Work to be completed: Which lines in the records below contain the word "Council"? Copy each one out.

[Recorded data]
+++++
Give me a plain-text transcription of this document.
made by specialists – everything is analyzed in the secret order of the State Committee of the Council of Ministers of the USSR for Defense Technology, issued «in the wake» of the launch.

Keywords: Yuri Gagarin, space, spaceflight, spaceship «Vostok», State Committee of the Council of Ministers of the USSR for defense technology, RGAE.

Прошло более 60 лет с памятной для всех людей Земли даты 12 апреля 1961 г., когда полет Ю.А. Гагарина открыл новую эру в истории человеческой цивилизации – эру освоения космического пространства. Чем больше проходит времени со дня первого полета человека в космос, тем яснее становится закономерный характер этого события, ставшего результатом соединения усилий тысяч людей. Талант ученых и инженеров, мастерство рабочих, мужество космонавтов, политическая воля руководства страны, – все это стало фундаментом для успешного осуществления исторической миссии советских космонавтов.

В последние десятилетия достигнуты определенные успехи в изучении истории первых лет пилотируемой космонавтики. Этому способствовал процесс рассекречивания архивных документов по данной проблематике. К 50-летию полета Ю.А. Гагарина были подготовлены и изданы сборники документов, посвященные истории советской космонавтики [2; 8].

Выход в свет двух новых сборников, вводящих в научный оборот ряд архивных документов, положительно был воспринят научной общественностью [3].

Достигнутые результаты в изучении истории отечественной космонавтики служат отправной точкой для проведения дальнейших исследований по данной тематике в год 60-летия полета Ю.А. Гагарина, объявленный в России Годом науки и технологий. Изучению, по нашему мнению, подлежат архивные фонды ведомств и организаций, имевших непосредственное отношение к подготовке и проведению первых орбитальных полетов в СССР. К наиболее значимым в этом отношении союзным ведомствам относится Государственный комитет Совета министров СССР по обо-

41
+++++
Solution to this problem:
made by specialists – everything is analyzed in the secret order of the State Committee of the Council of Ministers of the USSR for Defense Technology, issued «in the wake» of the launch.
Keywords: Yuri Gagarin, space, spaceflight, spaceship «Vostok», State Committee of the Council of Ministers of the USSR for defense technology, RGAE.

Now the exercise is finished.